### PROBLEM DETAILS
Transcribe all of the records word for word, but omit the pictures.

# Start of DATA FOR THE TASK

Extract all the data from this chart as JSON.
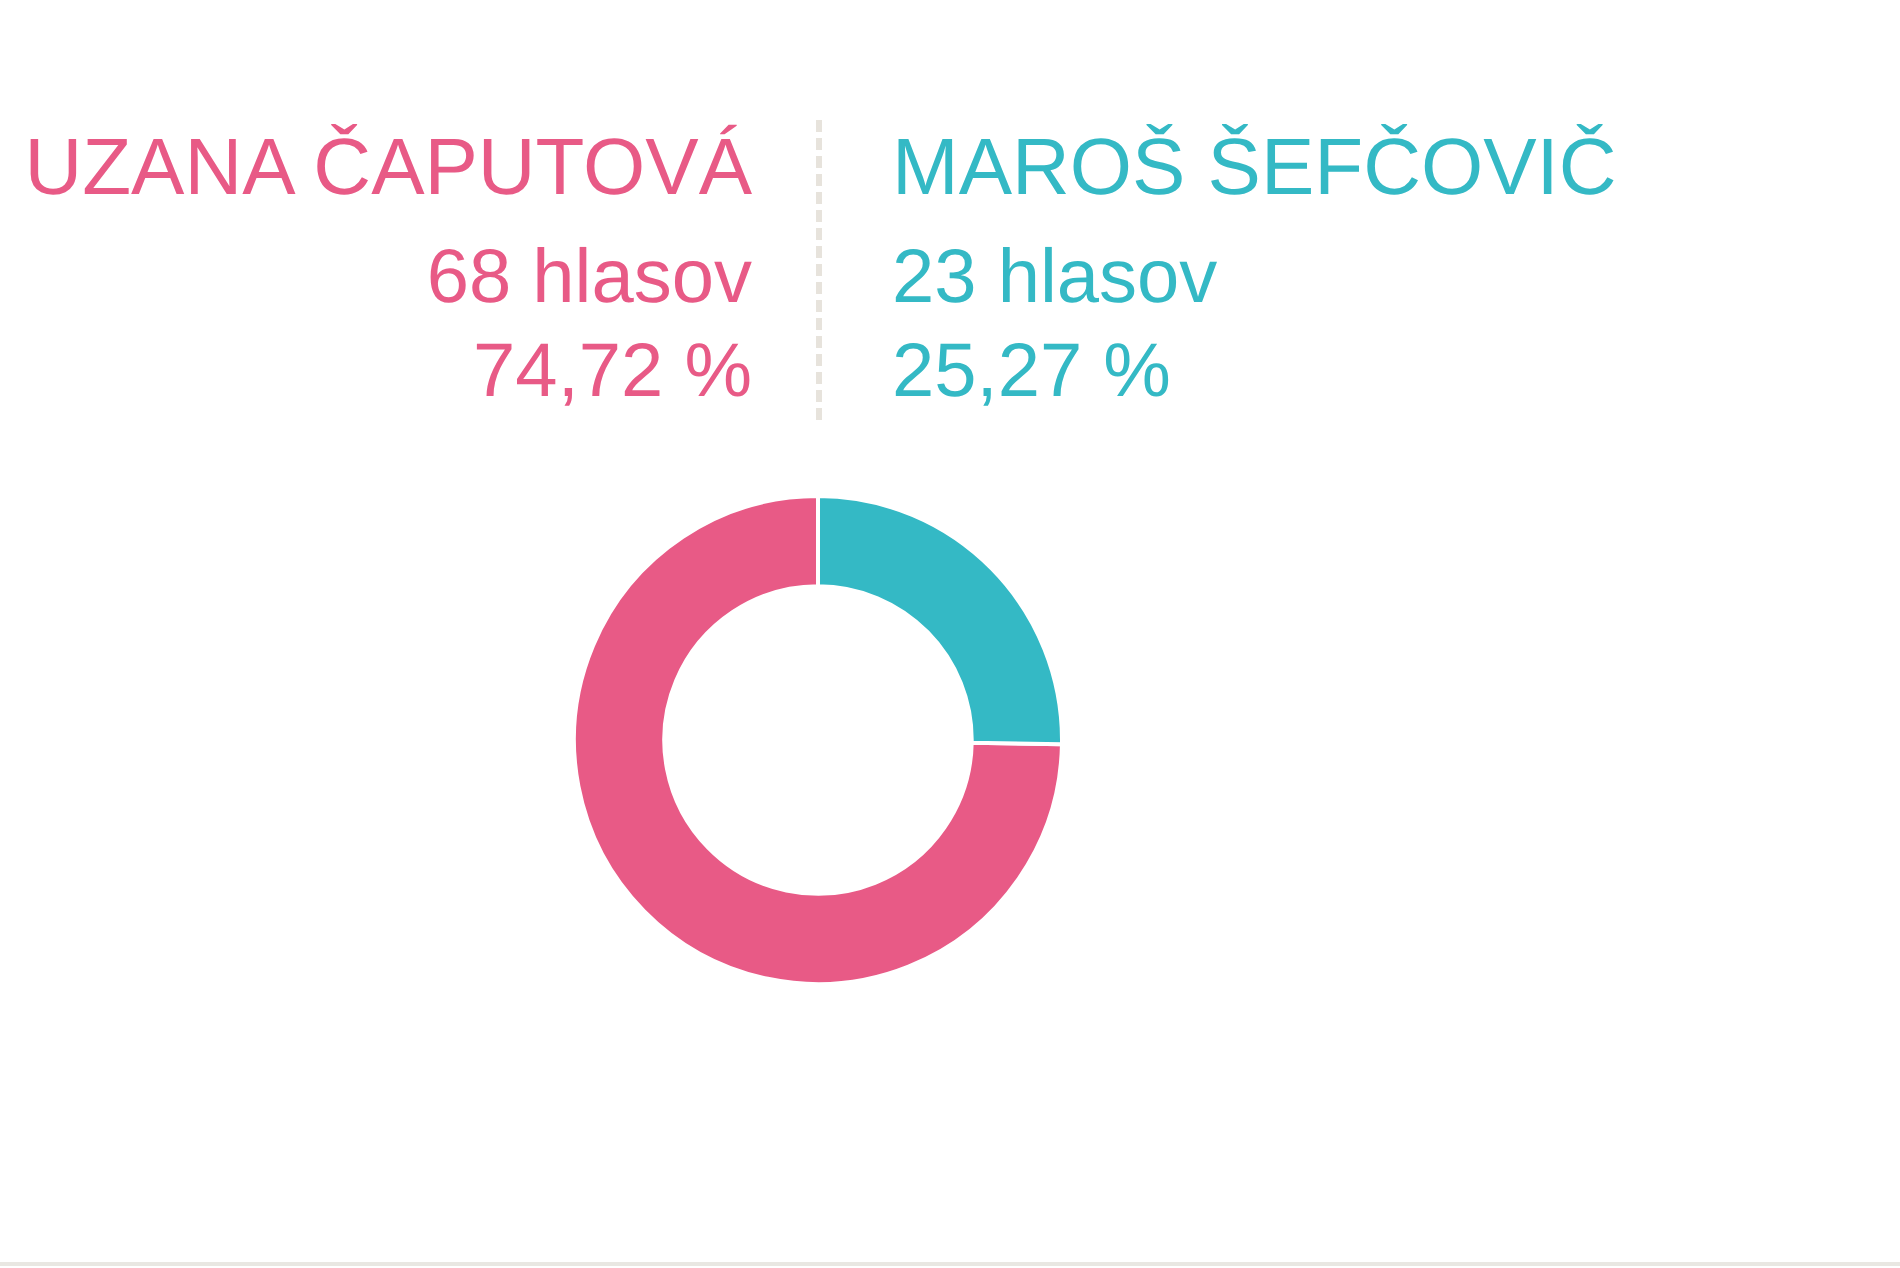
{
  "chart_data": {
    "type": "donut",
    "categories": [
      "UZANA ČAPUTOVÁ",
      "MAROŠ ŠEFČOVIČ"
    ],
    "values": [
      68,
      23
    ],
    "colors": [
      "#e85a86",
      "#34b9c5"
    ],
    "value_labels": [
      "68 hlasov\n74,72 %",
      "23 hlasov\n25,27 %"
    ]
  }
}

# End of DATA FOR THE TASK

### RESPONSE
Extract all the data from this chart as JSON.
{
  "chart_data": {
    "type": "donut",
    "categories": [
      "UZANA ČAPUTOVÁ",
      "MAROŠ ŠEFČOVIČ"
    ],
    "values": [
      68,
      23
    ],
    "colors": [
      "#e85a86",
      "#34b9c5"
    ],
    "value_labels": [
      "68 hlasov\n74,72 %",
      "23 hlasov\n25,27 %"
    ]
  }
}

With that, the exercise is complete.